§ WHAT IS REQUIRED: Using the entries that follow, count the lines containing the word "один" and give that number by itself.

§ RECORD SET:
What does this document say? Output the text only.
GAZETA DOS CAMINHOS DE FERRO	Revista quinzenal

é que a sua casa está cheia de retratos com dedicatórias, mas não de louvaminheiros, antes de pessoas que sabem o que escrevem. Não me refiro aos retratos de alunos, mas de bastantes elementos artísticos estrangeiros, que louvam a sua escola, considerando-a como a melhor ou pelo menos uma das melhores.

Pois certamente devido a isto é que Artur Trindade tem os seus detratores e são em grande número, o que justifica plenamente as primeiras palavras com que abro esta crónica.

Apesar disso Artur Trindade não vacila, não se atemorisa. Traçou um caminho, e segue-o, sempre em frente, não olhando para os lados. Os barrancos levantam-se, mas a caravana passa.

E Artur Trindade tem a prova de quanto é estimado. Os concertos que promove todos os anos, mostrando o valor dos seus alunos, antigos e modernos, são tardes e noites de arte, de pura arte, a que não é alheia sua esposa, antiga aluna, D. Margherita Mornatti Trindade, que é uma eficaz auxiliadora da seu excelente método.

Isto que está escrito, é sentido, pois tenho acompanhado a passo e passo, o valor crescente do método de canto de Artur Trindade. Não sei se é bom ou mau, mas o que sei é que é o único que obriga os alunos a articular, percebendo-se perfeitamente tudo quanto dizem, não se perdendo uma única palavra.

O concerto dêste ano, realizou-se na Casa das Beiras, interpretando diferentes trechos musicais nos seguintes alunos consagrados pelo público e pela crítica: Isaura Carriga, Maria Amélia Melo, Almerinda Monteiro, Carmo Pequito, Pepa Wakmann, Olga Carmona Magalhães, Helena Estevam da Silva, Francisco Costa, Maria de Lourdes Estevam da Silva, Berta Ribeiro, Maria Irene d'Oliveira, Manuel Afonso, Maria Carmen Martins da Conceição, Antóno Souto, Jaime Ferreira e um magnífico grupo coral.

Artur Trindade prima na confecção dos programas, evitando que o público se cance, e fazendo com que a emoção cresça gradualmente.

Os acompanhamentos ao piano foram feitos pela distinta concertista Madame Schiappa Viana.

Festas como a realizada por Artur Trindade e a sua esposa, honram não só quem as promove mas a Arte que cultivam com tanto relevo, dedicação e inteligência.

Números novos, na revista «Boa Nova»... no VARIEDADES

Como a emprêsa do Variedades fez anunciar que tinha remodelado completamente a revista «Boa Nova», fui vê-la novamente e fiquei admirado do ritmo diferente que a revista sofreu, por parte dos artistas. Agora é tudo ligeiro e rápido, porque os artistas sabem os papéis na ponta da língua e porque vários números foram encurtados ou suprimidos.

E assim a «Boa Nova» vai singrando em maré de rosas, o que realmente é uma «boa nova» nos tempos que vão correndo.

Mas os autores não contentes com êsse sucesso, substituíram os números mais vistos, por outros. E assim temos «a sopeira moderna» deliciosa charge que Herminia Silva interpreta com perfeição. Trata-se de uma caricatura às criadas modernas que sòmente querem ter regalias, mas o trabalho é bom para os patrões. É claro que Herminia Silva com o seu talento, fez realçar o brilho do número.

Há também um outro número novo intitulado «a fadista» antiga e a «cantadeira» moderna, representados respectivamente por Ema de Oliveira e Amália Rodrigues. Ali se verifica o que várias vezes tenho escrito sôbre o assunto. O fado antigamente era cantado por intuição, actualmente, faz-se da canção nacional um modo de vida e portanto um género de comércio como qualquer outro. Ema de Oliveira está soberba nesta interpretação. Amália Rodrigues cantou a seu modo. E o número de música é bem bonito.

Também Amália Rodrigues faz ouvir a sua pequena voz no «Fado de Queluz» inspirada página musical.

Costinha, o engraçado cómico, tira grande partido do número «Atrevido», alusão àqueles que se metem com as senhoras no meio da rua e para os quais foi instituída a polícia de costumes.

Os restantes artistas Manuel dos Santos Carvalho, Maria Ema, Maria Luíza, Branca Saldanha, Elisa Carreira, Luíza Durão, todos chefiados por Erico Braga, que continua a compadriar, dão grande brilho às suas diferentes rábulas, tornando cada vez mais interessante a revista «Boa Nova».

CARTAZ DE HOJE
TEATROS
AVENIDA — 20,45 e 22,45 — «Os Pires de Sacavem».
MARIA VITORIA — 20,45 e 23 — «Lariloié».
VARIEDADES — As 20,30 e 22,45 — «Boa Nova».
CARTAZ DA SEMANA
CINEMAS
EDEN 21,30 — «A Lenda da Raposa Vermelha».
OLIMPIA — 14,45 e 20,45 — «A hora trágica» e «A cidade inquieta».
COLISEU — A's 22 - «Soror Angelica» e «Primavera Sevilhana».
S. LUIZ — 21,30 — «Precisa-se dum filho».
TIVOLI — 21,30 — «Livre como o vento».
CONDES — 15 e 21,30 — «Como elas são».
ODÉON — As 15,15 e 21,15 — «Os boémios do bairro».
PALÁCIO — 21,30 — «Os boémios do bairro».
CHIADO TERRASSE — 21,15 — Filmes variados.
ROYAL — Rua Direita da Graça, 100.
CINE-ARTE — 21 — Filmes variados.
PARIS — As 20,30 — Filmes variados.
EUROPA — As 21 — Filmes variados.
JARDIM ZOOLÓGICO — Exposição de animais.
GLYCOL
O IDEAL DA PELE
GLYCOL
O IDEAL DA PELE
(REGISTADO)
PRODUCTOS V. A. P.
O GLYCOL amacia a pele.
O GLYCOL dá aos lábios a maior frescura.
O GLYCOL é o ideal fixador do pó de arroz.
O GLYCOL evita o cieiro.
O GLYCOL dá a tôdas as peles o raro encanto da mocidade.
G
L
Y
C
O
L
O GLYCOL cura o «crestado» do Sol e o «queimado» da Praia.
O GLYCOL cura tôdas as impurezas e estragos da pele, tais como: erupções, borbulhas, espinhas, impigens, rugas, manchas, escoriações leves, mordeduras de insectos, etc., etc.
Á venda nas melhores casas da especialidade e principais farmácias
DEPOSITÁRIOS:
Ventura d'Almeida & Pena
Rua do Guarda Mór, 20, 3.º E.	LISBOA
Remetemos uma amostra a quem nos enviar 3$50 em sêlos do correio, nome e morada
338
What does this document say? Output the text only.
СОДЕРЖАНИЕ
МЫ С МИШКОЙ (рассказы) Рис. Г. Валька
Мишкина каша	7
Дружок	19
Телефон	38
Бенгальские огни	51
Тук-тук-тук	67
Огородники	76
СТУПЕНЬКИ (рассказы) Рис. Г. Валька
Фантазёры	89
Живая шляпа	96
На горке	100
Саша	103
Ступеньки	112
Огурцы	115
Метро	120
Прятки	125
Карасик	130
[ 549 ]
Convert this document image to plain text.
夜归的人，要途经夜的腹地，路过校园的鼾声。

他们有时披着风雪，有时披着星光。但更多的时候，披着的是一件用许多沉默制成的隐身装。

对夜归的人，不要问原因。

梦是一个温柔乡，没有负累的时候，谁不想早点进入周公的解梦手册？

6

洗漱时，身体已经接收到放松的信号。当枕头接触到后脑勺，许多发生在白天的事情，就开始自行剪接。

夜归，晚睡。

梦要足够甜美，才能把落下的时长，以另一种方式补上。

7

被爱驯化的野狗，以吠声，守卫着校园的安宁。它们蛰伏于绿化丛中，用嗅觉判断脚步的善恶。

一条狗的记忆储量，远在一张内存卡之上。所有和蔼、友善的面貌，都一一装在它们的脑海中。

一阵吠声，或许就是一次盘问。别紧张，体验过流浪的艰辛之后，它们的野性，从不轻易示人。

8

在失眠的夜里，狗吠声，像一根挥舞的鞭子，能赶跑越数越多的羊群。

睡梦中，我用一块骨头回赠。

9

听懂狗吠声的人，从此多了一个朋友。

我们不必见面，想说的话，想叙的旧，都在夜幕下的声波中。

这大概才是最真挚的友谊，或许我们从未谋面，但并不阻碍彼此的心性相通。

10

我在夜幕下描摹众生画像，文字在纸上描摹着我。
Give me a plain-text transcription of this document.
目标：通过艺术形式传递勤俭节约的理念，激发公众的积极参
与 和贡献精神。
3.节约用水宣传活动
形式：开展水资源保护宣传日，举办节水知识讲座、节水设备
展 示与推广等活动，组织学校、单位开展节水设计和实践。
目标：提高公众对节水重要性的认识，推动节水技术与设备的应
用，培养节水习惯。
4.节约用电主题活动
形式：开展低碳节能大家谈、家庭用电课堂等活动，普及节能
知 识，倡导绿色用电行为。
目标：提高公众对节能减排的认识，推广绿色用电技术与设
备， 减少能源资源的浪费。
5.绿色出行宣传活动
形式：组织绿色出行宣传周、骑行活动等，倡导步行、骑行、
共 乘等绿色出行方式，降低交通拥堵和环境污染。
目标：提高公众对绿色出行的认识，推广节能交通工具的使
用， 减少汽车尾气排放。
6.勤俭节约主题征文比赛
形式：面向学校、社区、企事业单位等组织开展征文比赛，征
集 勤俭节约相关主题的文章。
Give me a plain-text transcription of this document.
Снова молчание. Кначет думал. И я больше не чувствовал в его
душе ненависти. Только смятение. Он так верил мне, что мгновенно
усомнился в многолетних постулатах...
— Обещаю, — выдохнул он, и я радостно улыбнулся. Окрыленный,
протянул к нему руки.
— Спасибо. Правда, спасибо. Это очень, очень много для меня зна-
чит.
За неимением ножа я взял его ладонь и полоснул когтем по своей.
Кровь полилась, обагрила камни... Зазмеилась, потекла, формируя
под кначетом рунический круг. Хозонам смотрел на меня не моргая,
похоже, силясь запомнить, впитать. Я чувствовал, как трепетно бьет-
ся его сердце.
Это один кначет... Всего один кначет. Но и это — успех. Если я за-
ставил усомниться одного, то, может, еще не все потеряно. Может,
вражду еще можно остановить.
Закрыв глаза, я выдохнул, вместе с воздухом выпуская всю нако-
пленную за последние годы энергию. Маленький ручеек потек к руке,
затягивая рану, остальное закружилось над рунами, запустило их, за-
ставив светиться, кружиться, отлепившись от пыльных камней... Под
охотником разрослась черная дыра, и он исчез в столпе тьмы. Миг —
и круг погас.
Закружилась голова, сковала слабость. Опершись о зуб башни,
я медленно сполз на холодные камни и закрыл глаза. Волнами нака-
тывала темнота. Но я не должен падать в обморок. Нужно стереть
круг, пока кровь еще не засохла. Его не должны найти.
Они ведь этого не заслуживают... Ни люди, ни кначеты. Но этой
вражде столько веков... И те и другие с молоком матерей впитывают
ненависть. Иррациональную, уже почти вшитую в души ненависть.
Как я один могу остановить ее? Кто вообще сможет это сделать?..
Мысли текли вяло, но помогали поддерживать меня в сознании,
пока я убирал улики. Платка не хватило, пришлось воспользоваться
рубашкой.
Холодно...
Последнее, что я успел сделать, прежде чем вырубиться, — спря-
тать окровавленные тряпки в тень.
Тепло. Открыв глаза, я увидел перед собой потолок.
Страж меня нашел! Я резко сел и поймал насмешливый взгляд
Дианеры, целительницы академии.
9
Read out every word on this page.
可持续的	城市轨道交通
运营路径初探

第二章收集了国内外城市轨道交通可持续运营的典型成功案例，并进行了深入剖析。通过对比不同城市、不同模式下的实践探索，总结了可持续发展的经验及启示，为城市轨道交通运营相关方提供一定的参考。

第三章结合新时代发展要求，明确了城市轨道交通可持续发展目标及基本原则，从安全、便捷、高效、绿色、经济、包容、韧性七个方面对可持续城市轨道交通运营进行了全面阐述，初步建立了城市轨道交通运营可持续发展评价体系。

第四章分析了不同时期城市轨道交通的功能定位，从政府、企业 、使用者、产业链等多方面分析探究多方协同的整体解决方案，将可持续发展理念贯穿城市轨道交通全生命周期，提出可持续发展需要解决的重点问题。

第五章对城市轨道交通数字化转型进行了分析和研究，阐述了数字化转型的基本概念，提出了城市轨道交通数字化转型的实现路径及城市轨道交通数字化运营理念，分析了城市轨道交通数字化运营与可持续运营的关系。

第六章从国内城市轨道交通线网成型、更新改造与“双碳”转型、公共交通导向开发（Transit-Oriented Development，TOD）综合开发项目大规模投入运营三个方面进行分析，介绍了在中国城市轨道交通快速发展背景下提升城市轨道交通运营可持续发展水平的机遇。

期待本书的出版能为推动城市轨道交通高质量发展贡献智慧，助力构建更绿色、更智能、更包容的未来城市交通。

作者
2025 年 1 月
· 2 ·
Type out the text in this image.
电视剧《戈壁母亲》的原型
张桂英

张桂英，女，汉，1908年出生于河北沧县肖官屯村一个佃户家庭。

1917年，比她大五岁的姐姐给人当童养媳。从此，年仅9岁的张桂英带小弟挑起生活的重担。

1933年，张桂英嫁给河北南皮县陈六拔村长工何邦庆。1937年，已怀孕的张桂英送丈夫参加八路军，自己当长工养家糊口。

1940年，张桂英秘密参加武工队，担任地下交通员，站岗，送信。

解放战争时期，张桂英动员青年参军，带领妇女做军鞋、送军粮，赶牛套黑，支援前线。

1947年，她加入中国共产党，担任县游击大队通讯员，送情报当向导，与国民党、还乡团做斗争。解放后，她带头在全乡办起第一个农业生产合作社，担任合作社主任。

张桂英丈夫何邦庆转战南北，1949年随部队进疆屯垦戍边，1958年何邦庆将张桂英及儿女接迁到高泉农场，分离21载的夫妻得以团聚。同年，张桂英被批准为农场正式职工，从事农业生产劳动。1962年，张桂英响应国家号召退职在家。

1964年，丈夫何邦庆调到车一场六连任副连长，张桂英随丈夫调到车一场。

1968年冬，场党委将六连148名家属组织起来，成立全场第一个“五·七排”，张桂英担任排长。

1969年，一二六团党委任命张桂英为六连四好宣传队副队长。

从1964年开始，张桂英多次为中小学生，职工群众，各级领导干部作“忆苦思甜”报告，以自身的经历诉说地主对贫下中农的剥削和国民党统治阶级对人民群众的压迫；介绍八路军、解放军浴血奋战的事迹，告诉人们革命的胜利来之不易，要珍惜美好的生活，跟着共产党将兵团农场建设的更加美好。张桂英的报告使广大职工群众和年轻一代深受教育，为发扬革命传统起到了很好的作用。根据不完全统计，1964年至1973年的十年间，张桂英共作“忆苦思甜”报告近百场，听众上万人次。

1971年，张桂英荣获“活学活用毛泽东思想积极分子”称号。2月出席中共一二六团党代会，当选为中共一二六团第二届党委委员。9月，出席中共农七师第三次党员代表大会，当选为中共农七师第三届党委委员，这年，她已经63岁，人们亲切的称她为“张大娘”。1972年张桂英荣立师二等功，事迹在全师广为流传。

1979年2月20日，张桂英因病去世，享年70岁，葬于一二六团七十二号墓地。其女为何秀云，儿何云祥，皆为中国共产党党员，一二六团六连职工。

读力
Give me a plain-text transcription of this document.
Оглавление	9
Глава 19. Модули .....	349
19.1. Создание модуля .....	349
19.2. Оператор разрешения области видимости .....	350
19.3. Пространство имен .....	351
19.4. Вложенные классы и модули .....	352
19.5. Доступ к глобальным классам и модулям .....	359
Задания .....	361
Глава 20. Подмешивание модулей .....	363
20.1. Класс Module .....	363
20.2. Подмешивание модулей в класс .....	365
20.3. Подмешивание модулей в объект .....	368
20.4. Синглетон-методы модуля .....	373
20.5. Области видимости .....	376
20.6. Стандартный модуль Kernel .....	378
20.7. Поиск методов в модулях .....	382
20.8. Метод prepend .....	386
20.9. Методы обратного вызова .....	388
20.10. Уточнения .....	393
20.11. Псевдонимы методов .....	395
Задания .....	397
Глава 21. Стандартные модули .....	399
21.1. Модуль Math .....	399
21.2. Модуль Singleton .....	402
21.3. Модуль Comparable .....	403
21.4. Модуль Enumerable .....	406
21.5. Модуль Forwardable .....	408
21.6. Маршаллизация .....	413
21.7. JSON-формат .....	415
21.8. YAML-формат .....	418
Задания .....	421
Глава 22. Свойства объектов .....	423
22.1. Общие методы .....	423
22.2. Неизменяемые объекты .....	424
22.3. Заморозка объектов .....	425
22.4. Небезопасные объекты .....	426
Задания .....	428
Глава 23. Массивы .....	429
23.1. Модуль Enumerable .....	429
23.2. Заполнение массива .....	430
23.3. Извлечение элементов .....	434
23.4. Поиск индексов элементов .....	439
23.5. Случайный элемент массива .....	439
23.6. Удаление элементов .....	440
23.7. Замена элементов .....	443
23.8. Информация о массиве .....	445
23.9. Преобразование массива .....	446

§ WORKED ANSWER: 2